──────── TEXT TO READ

Saturday, October 31, 2009
Splendor in the Grass is part of the series, and one of those classics you hope is never 'remade' - the original is so pitch-perfect.
It must have caused quite a stir in 1961 as the young Natalie Wood and Warren Beatty depicted the sexual confusion and repression of the times in their roles as Bud and Deanie.
Although set between the years 1928 -1932, the issues were still particularly relevant, more than a generation later. That's what makes the film brilliantly subversive; it provokes an entire generation to judge the previous generation of an hypocrisy it owns itself.
The desire Deanie and Bud have for one another overwhelms them, but nice girls simply don't do things like "that." Which leads Bud to experiment with someone else, which leads to Deanie's identity crisis, sexual rejection, suicide attempt and institutionalization. Pretty heavy stuff. This was before the Pill and the 'sexual revolution,' and it was groundbreaking to question the sexual mores of the time.
I found the movie particularly insightful about the penalties woman paid for this sexual double standard. Bud's sister Ginny is the embodiment of a female delighting in carnal pleasures but she pays a price none of the men would suffer at the time. The actress playing the role, Barbara Loden, played it brilliantly (she ended up marrying Kazan shortly after the film was made).
These lines from Wordsworth are recited three times in the course of the film, most poignantly at the end:
Though nothing can bring back the hour
Of splendour in the grass,
of glory in the flower,
We will grieve not, rather find
Strength in what remains behind...
Tuesday, October 27, 2009
This month Book Babes' selection is School of Essential Ingredients, by Erica Bauermeister. The first novel has gotten great press and the author's website is billing it as an international bestseller, NPR favourite and Indie Pic.
I liked it because it made me want to cook again.
Erica gained an appreciation of slow food when she lived in Northern Italy for two years, and it comes across in her descriptions.
There are strong connections of food to landscape:
- Lillian liked the dips and dents (of the potatoes), even if it meant it took more time to wash them. They reminded her of fields before they were cultivated, when every hillock or hole was a home...
- The polenta was a cauldron of summer, vibrantly gold against the black of the pot.
- When the pieces of onion began to disappear into the butter, Lillian quickly added the ginger, a new smell, part kiss, part playful slap...
- The flavour opened like a flower across his tongue, soft and sweet.
Saturday, October 24, 2009
Boeuf à la Mode with Quatre Épices & home-baked bread is on the menu.
There must be more than one hundred variations for the spice mixture quatre epices, but I used this version with a touch of cinnamon for the aromatherapy value: 2 tablespoons ground white pepper, 1 tablespoon ground ginger, 1 tablespoon ground nutmeg, 1 tablespoon ground cloves.
The stewing beef came from the Chopping Block in the Beach because I wanted something hormone & drug-free.
Also took the bread machine out of hiding in the basement & dusted it off. There is nothing like the smell of fresh-baked bread to warm the house on a cold day! Hope the machine still works, it's been way too long since I used it.

────────────────
──────── INFORMATION SUPPLIED

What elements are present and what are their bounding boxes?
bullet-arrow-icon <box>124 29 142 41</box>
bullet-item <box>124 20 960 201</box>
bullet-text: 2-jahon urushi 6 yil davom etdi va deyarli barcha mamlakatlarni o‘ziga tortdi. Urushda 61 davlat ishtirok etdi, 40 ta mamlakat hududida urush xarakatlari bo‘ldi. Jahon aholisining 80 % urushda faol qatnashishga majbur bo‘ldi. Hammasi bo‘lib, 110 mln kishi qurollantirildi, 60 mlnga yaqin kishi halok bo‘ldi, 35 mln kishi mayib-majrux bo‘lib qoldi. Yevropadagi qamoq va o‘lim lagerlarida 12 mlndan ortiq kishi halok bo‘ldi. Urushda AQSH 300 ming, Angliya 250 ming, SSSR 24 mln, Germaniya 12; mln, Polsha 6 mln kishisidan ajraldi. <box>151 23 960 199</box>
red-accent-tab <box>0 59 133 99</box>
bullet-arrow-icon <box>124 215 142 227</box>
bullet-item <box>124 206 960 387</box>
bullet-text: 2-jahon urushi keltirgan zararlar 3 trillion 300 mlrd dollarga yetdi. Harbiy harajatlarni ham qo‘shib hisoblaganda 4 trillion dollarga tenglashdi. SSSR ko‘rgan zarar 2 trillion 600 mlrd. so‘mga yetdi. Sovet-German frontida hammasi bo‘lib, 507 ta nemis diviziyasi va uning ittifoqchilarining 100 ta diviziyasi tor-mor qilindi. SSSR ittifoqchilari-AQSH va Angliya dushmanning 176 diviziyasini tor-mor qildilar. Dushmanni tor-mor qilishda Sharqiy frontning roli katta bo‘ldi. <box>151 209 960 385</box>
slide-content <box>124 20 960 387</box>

────────────────

--- WHAT THIS EXERCISE ASKS ---
a - Name the four ground spices, with the amount of each, in the quatre épices mixture given in the blog text.
b - Please retype the stretch of the listing from its start through the line that contains "bullet-item <box>124 20 960 201</box>".

--- ANSWERS IN ORDER ---
a -
- 2 tablespoons ground white pepper
- 1 tablespoon ground ginger
- 1 tablespoon ground nutmeg
- 1 tablespoon ground cloves

b -
What elements are present and what are their bounding boxes?
bullet-arrow-icon <box>124 29 142 41</box>
bullet-item <box>124 20 960 201</box>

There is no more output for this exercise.